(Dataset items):
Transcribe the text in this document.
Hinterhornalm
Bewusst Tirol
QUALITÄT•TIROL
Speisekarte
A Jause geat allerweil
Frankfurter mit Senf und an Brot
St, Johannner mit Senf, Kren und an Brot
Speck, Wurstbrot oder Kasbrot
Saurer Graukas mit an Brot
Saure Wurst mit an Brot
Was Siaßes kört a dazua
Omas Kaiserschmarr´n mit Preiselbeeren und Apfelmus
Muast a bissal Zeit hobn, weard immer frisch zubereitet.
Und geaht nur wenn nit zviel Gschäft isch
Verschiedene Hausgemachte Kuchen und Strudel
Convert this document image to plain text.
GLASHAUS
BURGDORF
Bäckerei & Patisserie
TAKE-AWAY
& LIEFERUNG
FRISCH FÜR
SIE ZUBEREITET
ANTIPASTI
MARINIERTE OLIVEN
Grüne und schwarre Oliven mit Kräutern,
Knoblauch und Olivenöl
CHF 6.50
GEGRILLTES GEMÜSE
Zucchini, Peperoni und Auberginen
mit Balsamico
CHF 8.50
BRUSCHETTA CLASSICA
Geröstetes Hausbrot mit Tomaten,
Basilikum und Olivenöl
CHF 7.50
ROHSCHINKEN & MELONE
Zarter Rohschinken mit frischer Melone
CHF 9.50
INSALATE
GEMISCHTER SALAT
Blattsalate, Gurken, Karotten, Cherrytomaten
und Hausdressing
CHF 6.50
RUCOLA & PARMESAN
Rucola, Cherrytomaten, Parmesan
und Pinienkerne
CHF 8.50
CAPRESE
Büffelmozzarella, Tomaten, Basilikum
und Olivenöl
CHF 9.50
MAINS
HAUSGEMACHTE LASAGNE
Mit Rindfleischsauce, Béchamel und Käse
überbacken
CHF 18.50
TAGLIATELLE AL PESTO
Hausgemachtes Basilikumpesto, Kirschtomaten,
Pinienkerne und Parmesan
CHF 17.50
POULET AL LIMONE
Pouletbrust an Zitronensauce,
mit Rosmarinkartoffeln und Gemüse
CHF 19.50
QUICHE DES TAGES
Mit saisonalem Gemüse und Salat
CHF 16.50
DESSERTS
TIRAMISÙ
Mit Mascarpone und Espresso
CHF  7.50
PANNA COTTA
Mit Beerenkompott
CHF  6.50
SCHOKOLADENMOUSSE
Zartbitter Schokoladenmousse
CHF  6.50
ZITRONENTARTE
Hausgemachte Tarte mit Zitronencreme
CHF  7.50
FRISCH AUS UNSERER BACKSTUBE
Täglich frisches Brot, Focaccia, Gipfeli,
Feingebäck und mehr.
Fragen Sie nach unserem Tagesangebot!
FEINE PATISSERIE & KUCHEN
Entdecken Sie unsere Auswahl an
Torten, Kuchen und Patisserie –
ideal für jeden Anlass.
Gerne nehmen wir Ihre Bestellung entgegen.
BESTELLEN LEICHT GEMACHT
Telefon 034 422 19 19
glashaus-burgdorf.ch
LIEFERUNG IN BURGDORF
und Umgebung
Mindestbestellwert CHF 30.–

(TASK REQUIREMENTS):
Reproduce the material above without altering a single character.

(WORKED SOLUTION):
Transcribe the text in this document.
Hinterhornalm
Bewusst Tirol
QUALITÄT•TIROL
Speisekarte
A Jause geat allerweil
Frankfurter mit Senf und an Brot
St, Johannner mit Senf, Kren und an Brot
Speck, Wurstbrot oder Kasbrot
Saurer Graukas mit an Brot
Saure Wurst mit an Brot
Was Siaßes kört a dazua
Omas Kaiserschmarr´n mit Preiselbeeren und Apfelmus
Muast a bissal Zeit hobn, weard immer frisch zubereitet.
Und geaht nur wenn nit zviel Gschäft isch
Verschiedene Hausgemachte Kuchen und Strudel
Convert this document image to plain text.
GLASHAUS
BURGDORF
Bäckerei & Patisserie
TAKE-AWAY
& LIEFERUNG
FRISCH FÜR
SIE ZUBEREITET
ANTIPASTI
MARINIERTE OLIVEN
Grüne und schwarre Oliven mit Kräutern,
Knoblauch und Olivenöl
CHF 6.50
GEGRILLTES GEMÜSE
Zucchini, Peperoni und Auberginen
mit Balsamico
CHF 8.50
BRUSCHETTA CLASSICA
Geröstetes Hausbrot mit Tomaten,
Basilikum und Olivenöl
CHF 7.50
ROHSCHINKEN & MELONE
Zarter Rohschinken mit frischer Melone
CHF 9.50
INSALATE
GEMISCHTER SALAT
Blattsalate, Gurken, Karotten, Cherrytomaten
und Hausdressing
CHF 6.50
RUCOLA & PARMESAN
Rucola, Cherrytomaten, Parmesan
und Pinienkerne
CHF 8.50
CAPRESE
Büffelmozzarella, Tomaten, Basilikum
und Olivenöl
CHF 9.50
MAINS
HAUSGEMACHTE LASAGNE
Mit Rindfleischsauce, Béchamel und Käse
überbacken
CHF 18.50
TAGLIATELLE AL PESTO
Hausgemachtes Basilikumpesto, Kirschtomaten,
Pinienkerne und Parmesan
CHF 17.50
POULET AL LIMONE
Pouletbrust an Zitronensauce,
mit Rosmarinkartoffeln und Gemüse
CHF 19.50
QUICHE DES TAGES
Mit saisonalem Gemüse und Salat
CHF 16.50
DESSERTS
TIRAMISÙ
Mit Mascarpone und Espresso
CHF  7.50
PANNA COTTA
Mit Beerenkompott
CHF  6.50
SCHOKOLADENMOUSSE
Zartbitter Schokoladenmousse
CHF  6.50
ZITRONENTARTE
Hausgemachte Tarte mit Zitronencreme
CHF  7.50
FRISCH AUS UNSERER BACKSTUBE
Täglich frisches Brot, Focaccia, Gipfeli,
Feingebäck und mehr.
Fragen Sie nach unserem Tagesangebot!
FEINE PATISSERIE & KUCHEN
Entdecken Sie unsere Auswahl an
Torten, Kuchen und Patisserie –
ideal für jeden Anlass.
Gerne nehmen wir Ihre Bestellung entgegen.
BESTELLEN LEICHT GEMACHT
Telefon 034 422 19 19
glashaus-burgdorf.ch
LIEFERUNG IN BURGDORF
und Umgebung
Mindestbestellwert CHF 30.–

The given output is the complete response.